*BRIEF*: In the records below, tally every line containing "triangle". Report only the total.
╭──
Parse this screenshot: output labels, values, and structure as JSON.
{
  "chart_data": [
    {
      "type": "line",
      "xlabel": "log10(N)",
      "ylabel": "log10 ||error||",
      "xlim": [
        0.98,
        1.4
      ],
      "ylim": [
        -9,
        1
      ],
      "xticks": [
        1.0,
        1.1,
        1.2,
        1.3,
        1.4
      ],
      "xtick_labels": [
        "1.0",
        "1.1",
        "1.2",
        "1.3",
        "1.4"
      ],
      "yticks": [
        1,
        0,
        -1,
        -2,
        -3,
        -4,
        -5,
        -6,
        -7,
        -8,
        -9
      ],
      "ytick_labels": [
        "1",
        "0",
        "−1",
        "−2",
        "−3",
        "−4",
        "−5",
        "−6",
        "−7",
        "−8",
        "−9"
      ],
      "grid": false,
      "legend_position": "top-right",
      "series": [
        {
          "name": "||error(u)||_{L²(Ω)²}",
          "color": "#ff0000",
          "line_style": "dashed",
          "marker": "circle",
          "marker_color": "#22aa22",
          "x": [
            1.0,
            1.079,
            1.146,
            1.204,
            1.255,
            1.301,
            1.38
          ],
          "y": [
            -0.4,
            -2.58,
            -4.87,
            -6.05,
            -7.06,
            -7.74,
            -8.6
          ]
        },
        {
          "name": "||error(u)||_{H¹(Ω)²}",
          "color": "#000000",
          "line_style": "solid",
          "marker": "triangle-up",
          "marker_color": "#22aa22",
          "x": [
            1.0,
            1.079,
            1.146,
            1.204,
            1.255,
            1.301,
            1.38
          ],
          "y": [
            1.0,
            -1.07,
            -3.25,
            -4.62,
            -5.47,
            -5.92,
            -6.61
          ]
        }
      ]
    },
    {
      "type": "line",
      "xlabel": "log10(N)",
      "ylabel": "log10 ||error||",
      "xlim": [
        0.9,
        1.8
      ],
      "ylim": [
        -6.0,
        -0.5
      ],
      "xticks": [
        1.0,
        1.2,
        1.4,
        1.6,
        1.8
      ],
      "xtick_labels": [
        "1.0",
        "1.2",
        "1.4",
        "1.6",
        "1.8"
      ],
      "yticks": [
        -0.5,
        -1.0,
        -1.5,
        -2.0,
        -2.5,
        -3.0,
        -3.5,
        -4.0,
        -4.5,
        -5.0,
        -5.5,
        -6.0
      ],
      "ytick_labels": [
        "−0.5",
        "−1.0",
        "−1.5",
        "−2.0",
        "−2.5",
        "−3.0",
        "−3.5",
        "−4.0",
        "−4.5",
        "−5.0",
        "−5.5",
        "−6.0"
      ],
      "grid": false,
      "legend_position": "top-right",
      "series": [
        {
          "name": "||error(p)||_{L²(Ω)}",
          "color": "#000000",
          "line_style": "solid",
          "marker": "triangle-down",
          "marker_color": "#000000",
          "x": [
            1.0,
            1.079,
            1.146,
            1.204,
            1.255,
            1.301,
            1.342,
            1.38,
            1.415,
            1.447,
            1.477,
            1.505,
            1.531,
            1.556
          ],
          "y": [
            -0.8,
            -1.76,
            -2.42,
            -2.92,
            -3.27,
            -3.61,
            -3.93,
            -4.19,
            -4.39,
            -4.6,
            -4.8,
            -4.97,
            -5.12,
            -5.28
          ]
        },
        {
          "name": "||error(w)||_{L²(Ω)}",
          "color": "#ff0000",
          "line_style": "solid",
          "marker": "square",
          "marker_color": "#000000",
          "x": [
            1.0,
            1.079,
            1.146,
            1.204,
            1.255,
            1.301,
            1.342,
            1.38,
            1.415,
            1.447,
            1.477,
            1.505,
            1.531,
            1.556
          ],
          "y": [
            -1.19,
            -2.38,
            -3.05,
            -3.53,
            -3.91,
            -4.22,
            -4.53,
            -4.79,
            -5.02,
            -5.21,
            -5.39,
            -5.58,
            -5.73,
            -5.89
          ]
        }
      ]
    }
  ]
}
╰──
*SOLVED EXERCISE*: 2